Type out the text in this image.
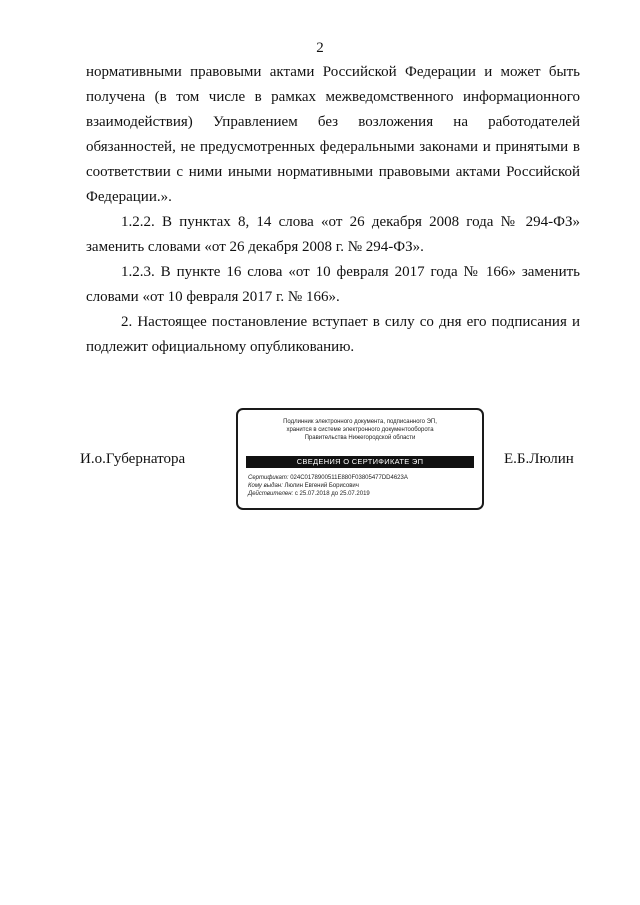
2

нормативными правовыми актами Российской Федерации и может быть получена (в том числе в рамках межведомственного информационного взаимодействия) Управлением без возложения на работодателей обязанностей, не предусмотренных федеральными законами и принятыми в соответствии с ними иными нормативными правовыми актами Российской Федерации.».

1.2.2. В пунктах 8, 14 слова «от 26 декабря 2008 года № 294-ФЗ» заменить словами «от 26 декабря 2008 г. № 294-ФЗ».

1.2.3. В пункте 16 слова «от 10 февраля 2017 года № 166» заменить словами «от 10 февраля 2017 г. № 166».

2. Настоящее постановление вступает в силу со дня его подписания и подлежит официальному опубликованию.

И.о.Губернатора
Подлинник электронного документа, подписанного ЭП,
хранится в системе электронного документооборота
Правительства Нижегородской области
СВЕДЕНИЯ О СЕРТИФИКАТЕ ЭП
Сертификат: 024C0178900511E880F03805477DD4623A
Кому выдан: Люлин Евгений Борисович
Действителен: с 25.07.2018 до 25.07.2019
Е.Б.Люлин
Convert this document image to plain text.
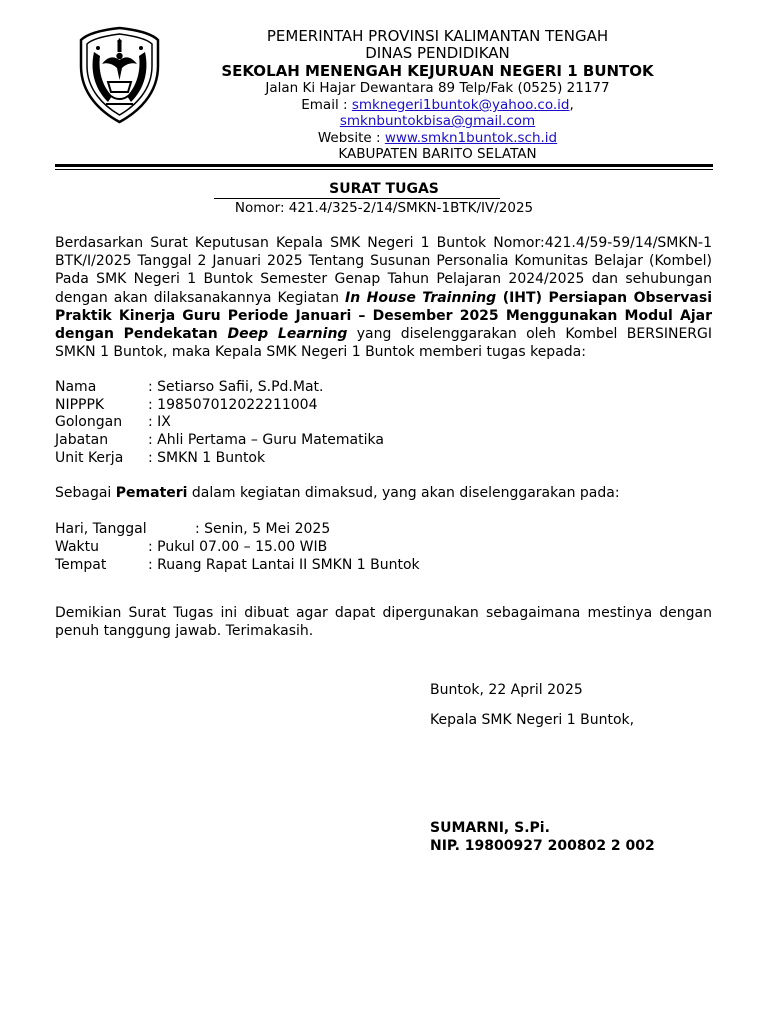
PEMERINTAH PROVINSI KALIMANTAN TENGAH
DINAS PENDIDIKAN
SEKOLAH MENENGAH KEJURUAN NEGERI 1 BUNTOK
Jalan Ki Hajar Dewantara 89 Telp/Fak (0525) 21177
Email : smknegeri1buntok@yahoo.co.id,
smknbuntokbisa@gmail.com
Website : www.smkn1buntok.sch.id
KABUPATEN BARITO SELATAN
SURAT TUGAS
Nomor: 421.4/325-2/14/SMKN-1BTK/IV/2025
Berdasarkan Surat Keputusan Kepala SMK Negeri 1 Buntok Nomor:421.4/59-59/14/SMKN-1 BTK/I/2025 Tanggal 2 Januari 2025 Tentang Susunan Personalia Komunitas Belajar (Kombel) Pada SMK Negeri 1 Buntok Semester Genap Tahun Pelajaran 2024/2025 dan sehubungan dengan akan dilaksanakannya Kegiatan In House Trainning (IHT) Persiapan Observasi Praktik Kinerja Guru Periode Januari – Desember 2025 Menggunakan Modul Ajar dengan Pendekatan Deep Learning yang diselenggarakan oleh Kombel BERSINERGI SMKN 1 Buntok, maka Kepala SMK Negeri 1 Buntok memberi tugas kepada:
Nama	: Setiarso Safii, S.Pd.Mat.
NIPPPK	: 198507012022211004
Golongan : IX
Jabatan	: Ahli Pertama – Guru Matematika
Unit Kerja : SMKN 1 Buntok
Sebagai Pemateri dalam kegiatan dimaksud, yang akan diselenggarakan pada:
Hari, Tanggal	: Senin, 5 Mei 2025
Waktu	: Pukul 07.00 – 15.00 WIB
Tempat	: Ruang Rapat Lantai II SMKN 1 Buntok
Demikian Surat Tugas ini dibuat agar dapat dipergunakan sebagaimana mestinya dengan penuh tanggung jawab. Terimakasih.
Buntok, 22 April 2025
Kepala SMK Negeri 1 Buntok,
SUMARNI, S.Pi.
NIP. 19800927 200802 2 002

^^^^^^^^

• [INSTRUCTIONS TO FOLLOW]:
All the records need to be repeated exactly, with the images dropped.

• [THE ANSWER]:
Type out the text in this image.
2

нормативными правовыми актами Российской Федерации и может быть получена (в том числе в рамках межведомственного информационного взаимодействия) Управлением без возложения на работодателей обязанностей, не предусмотренных федеральными законами и принятыми в соответствии с ними иными нормативными правовыми актами Российской Федерации.».

1.2.2. В пунктах 8, 14 слова «от 26 декабря 2008 года № 294-ФЗ» заменить словами «от 26 декабря 2008 г. № 294-ФЗ».

1.2.3. В пункте 16 слова «от 10 февраля 2017 года № 166» заменить словами «от 10 февраля 2017 г. № 166».

2. Настоящее постановление вступает в силу со дня его подписания и подлежит официальному опубликованию.

И.о.Губернатора
Подлинник электронного документа, подписанного ЭП,
хранится в системе электронного документооборота
Правительства Нижегородской области
СВЕДЕНИЯ О СЕРТИФИКАТЕ ЭП
Сертификат: 024C0178900511E880F03805477DD4623A
Кому выдан: Люлин Евгений Борисович
Действителен: с 25.07.2018 до 25.07.2019
Е.Б.Люлин
Convert this document image to plain text.
PEMERINTAH PROVINSI KALIMANTAN TENGAH
DINAS PENDIDIKAN
SEKOLAH MENENGAH KEJURUAN NEGERI 1 BUNTOK
Jalan Ki Hajar Dewantara 89 Telp/Fak (0525) 21177
Email : smknegeri1buntok@yahoo.co.id,
smknbuntokbisa@gmail.com
Website : www.smkn1buntok.sch.id
KABUPATEN BARITO SELATAN
SURAT TUGAS
Nomor: 421.4/325-2/14/SMKN-1BTK/IV/2025
Berdasarkan Surat Keputusan Kepala SMK Negeri 1 Buntok Nomor:421.4/59-59/14/SMKN-1 BTK/I/2025 Tanggal 2 Januari 2025 Tentang Susunan Personalia Komunitas Belajar (Kombel) Pada SMK Negeri 1 Buntok Semester Genap Tahun Pelajaran 2024/2025 dan sehubungan dengan akan dilaksanakannya Kegiatan In House Trainning (IHT) Persiapan Observasi Praktik Kinerja Guru Periode Januari – Desember 2025 Menggunakan Modul Ajar dengan Pendekatan Deep Learning yang diselenggarakan oleh Kombel BERSINERGI SMKN 1 Buntok, maka Kepala SMK Negeri 1 Buntok memberi tugas kepada:
Nama	: Setiarso Safii, S.Pd.Mat.
NIPPPK	: 198507012022211004
Golongan : IX
Jabatan	: Ahli Pertama – Guru Matematika
Unit Kerja : SMKN 1 Buntok
Sebagai Pemateri dalam kegiatan dimaksud, yang akan diselenggarakan pada:
Hari, Tanggal	: Senin, 5 Mei 2025
Waktu	: Pukul 07.00 – 15.00 WIB
Tempat	: Ruang Rapat Lantai II SMKN 1 Buntok
Demikian Surat Tugas ini dibuat agar dapat dipergunakan sebagaimana mestinya dengan penuh tanggung jawab. Terimakasih.
Buntok, 22 April 2025
Kepala SMK Negeri 1 Buntok,
SUMARNI, S.Pi.
NIP. 19800927 200802 2 002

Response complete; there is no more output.